▶ BRIEF
Reproduce each line exactly.

▶ WORKING DATA

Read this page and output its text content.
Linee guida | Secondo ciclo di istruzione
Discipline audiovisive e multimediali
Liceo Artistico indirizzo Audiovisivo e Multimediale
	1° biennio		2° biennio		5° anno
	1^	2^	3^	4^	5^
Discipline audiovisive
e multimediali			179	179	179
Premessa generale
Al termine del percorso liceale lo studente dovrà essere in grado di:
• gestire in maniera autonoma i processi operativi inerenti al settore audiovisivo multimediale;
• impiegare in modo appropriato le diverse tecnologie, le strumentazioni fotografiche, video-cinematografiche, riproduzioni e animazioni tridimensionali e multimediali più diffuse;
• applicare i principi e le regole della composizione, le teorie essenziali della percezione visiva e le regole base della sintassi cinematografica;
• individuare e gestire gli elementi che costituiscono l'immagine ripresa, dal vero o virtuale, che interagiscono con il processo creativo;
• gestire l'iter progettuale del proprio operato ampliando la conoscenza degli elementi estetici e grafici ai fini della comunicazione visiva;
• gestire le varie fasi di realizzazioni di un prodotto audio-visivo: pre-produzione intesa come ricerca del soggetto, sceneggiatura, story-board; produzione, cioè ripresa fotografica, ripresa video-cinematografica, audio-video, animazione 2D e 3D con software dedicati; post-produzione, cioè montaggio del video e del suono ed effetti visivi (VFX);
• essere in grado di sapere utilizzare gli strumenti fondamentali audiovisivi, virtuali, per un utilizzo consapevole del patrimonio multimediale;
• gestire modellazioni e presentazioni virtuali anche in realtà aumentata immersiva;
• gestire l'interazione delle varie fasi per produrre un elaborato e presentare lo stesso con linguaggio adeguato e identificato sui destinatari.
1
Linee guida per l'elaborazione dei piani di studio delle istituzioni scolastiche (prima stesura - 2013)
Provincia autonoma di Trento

▶ SOLUTION TO THE PROBLEM
Read this page and output its text content.
Linee guida | Secondo ciclo di istruzione
Discipline audiovisive e multimediali
Liceo Artistico indirizzo Audiovisivo e Multimediale
	1° biennio		2° biennio		5° anno
	1^	2^	3^	4^	5^
Discipline audiovisive
e multimediali			179	179	179
Premessa generale
Al termine del percorso liceale lo studente dovrà essere in grado di:
• gestire in maniera autonoma i processi operativi inerenti al settore audiovisivo multimediale;
• impiegare in modo appropriato le diverse tecnologie, le strumentazioni fotografiche, video-cinematografiche, riproduzioni e animazioni tridimensionali e multimediali più diffuse;
• applicare i principi e le regole della composizione, le teorie essenziali della percezione visiva e le regole base della sintassi cinematografica;
• individuare e gestire gli elementi che costituiscono l'immagine ripresa, dal vero o virtuale, che interagiscono con il processo creativo;
• gestire l'iter progettuale del proprio operato ampliando la conoscenza degli elementi estetici e grafici ai fini della comunicazione visiva;
• gestire le varie fasi di realizzazioni di un prodotto audio-visivo: pre-produzione intesa come ricerca del soggetto, sceneggiatura, story-board; produzione, cioè ripresa fotografica, ripresa video-cinematografica, audio-video, animazione 2D e 3D con software dedicati; post-produzione, cioè montaggio del video e del suono ed effetti visivi (VFX);
• essere in grado di sapere utilizzare gli strumenti fondamentali audiovisivi, virtuali, per un utilizzo consapevole del patrimonio multimediale;
• gestire modellazioni e presentazioni virtuali anche in realtà aumentata immersiva;
• gestire l'interazione delle varie fasi per produrre un elaborato e presentare lo stesso con linguaggio adeguato e identificato sui destinatari.
1
Linee guida per l'elaborazione dei piani di studio delle istituzioni scolastiche (prima stesura - 2013)
Provincia autonoma di Trento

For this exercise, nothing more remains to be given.